▸ **Goal**
Copy every line with the string "PARA" in it.

(Records from a collection of figures)
_ _ _

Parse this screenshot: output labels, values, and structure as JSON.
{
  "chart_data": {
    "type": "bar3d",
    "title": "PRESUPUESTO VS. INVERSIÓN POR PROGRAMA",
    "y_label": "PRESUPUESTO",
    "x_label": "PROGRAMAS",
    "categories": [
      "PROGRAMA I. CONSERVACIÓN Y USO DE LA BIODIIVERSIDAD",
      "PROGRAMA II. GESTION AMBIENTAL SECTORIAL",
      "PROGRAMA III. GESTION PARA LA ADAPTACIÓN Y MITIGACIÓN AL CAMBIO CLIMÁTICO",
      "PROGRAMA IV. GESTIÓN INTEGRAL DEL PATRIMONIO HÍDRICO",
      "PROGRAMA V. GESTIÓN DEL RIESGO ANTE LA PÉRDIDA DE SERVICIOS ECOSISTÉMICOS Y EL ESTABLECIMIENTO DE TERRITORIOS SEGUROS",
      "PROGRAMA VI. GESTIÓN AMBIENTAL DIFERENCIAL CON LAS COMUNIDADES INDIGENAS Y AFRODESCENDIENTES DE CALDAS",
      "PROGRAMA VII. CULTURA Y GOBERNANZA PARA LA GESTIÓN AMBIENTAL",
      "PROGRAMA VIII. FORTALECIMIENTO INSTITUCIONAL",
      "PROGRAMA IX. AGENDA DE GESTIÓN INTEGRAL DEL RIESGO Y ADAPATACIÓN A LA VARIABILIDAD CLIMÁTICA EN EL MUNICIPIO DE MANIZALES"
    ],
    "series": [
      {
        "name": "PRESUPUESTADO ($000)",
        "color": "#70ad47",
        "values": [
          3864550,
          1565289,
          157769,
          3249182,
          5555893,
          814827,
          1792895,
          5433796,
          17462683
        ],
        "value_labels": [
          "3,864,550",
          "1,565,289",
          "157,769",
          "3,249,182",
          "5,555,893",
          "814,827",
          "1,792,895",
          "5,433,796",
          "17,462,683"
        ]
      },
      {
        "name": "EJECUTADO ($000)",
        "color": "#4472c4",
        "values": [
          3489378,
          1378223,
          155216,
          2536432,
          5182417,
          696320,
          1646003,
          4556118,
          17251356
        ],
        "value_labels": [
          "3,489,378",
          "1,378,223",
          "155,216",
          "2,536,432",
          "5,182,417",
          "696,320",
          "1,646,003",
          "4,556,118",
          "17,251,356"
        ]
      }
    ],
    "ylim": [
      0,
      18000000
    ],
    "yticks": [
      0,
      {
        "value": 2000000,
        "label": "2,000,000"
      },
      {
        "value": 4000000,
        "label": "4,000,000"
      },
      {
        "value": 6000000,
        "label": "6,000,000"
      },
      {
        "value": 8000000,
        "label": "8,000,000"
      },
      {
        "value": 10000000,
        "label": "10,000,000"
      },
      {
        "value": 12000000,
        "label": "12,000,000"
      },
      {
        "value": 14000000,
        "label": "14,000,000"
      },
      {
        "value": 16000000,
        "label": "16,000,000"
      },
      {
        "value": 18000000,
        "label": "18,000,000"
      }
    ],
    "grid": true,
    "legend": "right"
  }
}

_ _ _

▸ **Reply**
      "PROGRAMA III. GESTION PARA LA ADAPTACIÓN Y MITIGACIÓN AL CAMBIO CLIMÁTICO",
      "PROGRAMA VII. CULTURA Y GOBERNANZA PARA LA GESTIÓN AMBIENTAL",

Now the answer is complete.